- Problem requirements: In the copy, include every entry exactly but none of the images.

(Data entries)

<<<<

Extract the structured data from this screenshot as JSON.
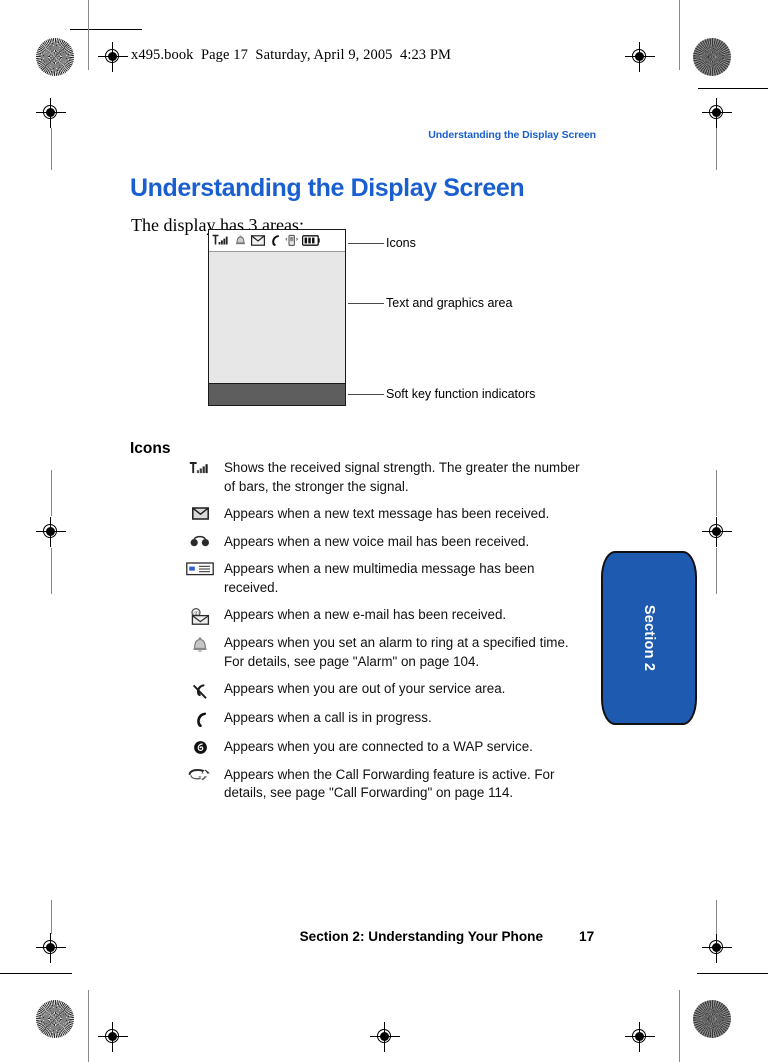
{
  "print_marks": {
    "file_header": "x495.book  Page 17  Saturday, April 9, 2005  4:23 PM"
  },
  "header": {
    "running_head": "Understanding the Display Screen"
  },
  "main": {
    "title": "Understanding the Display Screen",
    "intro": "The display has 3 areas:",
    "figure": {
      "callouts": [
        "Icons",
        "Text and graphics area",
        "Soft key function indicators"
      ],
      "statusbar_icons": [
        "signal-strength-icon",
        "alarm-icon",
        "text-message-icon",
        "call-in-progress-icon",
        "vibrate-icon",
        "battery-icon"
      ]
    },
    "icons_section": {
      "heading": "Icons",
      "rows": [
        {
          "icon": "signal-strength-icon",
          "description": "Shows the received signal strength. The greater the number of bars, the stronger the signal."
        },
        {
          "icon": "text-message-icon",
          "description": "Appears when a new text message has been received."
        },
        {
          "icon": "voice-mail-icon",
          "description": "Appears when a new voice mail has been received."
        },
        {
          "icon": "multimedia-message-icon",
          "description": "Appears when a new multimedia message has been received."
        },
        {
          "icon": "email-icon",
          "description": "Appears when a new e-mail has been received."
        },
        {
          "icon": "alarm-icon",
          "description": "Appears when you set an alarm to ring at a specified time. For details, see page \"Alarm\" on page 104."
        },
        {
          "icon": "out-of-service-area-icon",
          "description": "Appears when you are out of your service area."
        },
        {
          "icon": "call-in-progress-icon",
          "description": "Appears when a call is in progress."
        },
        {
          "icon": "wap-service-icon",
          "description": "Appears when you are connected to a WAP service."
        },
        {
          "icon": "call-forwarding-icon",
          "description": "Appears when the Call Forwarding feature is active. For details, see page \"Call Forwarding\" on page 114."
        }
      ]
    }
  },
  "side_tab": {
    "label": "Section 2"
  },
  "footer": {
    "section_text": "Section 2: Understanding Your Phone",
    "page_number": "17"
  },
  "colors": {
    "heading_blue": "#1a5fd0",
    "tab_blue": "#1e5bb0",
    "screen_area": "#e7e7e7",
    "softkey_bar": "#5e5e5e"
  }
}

>>>>

- Answer to the exercise:
Extract the structured data from this screenshot as JSON.
{
  "print_marks": {
    "file_header": "x495.book  Page 17  Saturday, April 9, 2005  4:23 PM"
  },
  "header": {
    "running_head": "Understanding the Display Screen"
  },
  "main": {
    "title": "Understanding the Display Screen",
    "intro": "The display has 3 areas:",
    "figure": {
      "callouts": [
        "Icons",
        "Text and graphics area",
        "Soft key function indicators"
      ],
      "statusbar_icons": [
        "signal-strength-icon",
        "alarm-icon",
        "text-message-icon",
        "call-in-progress-icon",
        "vibrate-icon",
        "battery-icon"
      ]
    },
    "icons_section": {
      "heading": "Icons",
      "rows": [
        {
          "icon": "signal-strength-icon",
          "description": "Shows the received signal strength. The greater the number of bars, the stronger the signal."
        },
        {
          "icon": "text-message-icon",
          "description": "Appears when a new text message has been received."
        },
        {
          "icon": "voice-mail-icon",
          "description": "Appears when a new voice mail has been received."
        },
        {
          "icon": "multimedia-message-icon",
          "description": "Appears when a new multimedia message has been received."
        },
        {
          "icon": "email-icon",
          "description": "Appears when a new e-mail has been received."
        },
        {
          "icon": "alarm-icon",
          "description": "Appears when you set an alarm to ring at a specified time. For details, see page \"Alarm\" on page 104."
        },
        {
          "icon": "out-of-service-area-icon",
          "description": "Appears when you are out of your service area."
        },
        {
          "icon": "call-in-progress-icon",
          "description": "Appears when a call is in progress."
        },
        {
          "icon": "wap-service-icon",
          "description": "Appears when you are connected to a WAP service."
        },
        {
          "icon": "call-forwarding-icon",
          "description": "Appears when the Call Forwarding feature is active. For details, see page \"Call Forwarding\" on page 114."
        }
      ]
    }
  },
  "side_tab": {
    "label": "Section 2"
  },
  "footer": {
    "section_text": "Section 2: Understanding Your Phone",
    "page_number": "17"
  },
  "colors": {
    "heading_blue": "#1a5fd0",
    "tab_blue": "#1e5bb0",
    "screen_area": "#e7e7e7",
    "softkey_bar": "#5e5e5e"
  }
}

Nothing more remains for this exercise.